#### [Task prompt]
Write every line out verbatim and omit the pictures.
====== Entries
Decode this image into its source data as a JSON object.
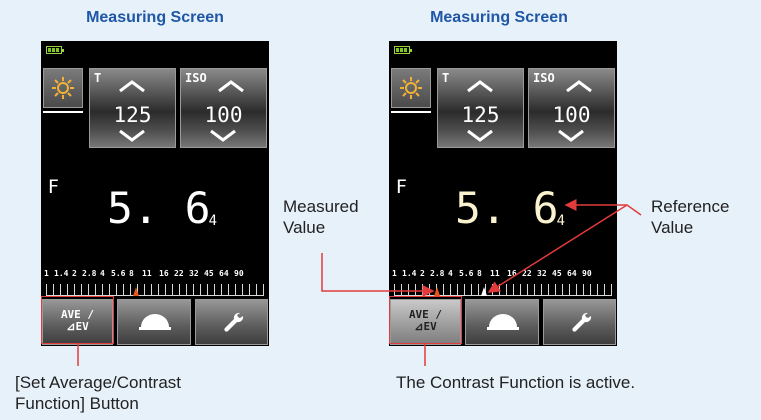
{
  "left": {
    "title": "Measuring Screen",
    "t_tag": "T",
    "t_value": "125",
    "iso_tag": "ISO",
    "iso_value": "100",
    "f_label": "F",
    "f_main": "5. 6",
    "f_sub": "4",
    "ave_line1": "AVE /",
    "ave_line2": "⊿EV",
    "caption_line1": "[Set Average/Contrast",
    "caption_line2": "Function] Button"
  },
  "right": {
    "title": "Measuring Screen",
    "t_tag": "T",
    "t_value": "125",
    "iso_tag": "ISO",
    "iso_value": "100",
    "f_label": "F",
    "f_main": "5. 6",
    "f_sub": "4",
    "ave_line1": "AVE /",
    "ave_line2": "⊿EV",
    "caption": "The Contrast Function is active."
  },
  "scale_labels": [
    "1",
    "1.4",
    "2",
    "2.8",
    "4",
    "5.6",
    "8",
    "11",
    "16",
    "22",
    "32",
    "45",
    "64",
    "90"
  ],
  "callouts": {
    "measured_line1": "Measured",
    "measured_line2": "Value",
    "reference_line1": "Reference",
    "reference_line2": "Value"
  },
  "colors": {
    "background": "#e6f1fa",
    "title": "#1f56a5",
    "callout_red": "#e23b3b",
    "marker_orange": "#e6561e",
    "reference_value": "#fbf3d0"
  },
  "icons": [
    "battery-icon",
    "sun-icon",
    "up-arrow-icon",
    "down-arrow-icon",
    "dome-icon",
    "wrench-icon"
  ]
}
============
#### [Finished answer]
Decode this image into its source data as a JSON object.
{
  "left": {
    "title": "Measuring Screen",
    "t_tag": "T",
    "t_value": "125",
    "iso_tag": "ISO",
    "iso_value": "100",
    "f_label": "F",
    "f_main": "5. 6",
    "f_sub": "4",
    "ave_line1": "AVE /",
    "ave_line2": "⊿EV",
    "caption_line1": "[Set Average/Contrast",
    "caption_line2": "Function] Button"
  },
  "right": {
    "title": "Measuring Screen",
    "t_tag": "T",
    "t_value": "125",
    "iso_tag": "ISO",
    "iso_value": "100",
    "f_label": "F",
    "f_main": "5. 6",
    "f_sub": "4",
    "ave_line1": "AVE /",
    "ave_line2": "⊿EV",
    "caption": "The Contrast Function is active."
  },
  "scale_labels": [
    "1",
    "1.4",
    "2",
    "2.8",
    "4",
    "5.6",
    "8",
    "11",
    "16",
    "22",
    "32",
    "45",
    "64",
    "90"
  ],
  "callouts": {
    "measured_line1": "Measured",
    "measured_line2": "Value",
    "reference_line1": "Reference",
    "reference_line2": "Value"
  },
  "colors": {
    "background": "#e6f1fa",
    "title": "#1f56a5",
    "callout_red": "#e23b3b",
    "marker_orange": "#e6561e",
    "reference_value": "#fbf3d0"
  },
  "icons": [
    "battery-icon",
    "sun-icon",
    "up-arrow-icon",
    "down-arrow-icon",
    "dome-icon",
    "wrench-icon"
  ]
}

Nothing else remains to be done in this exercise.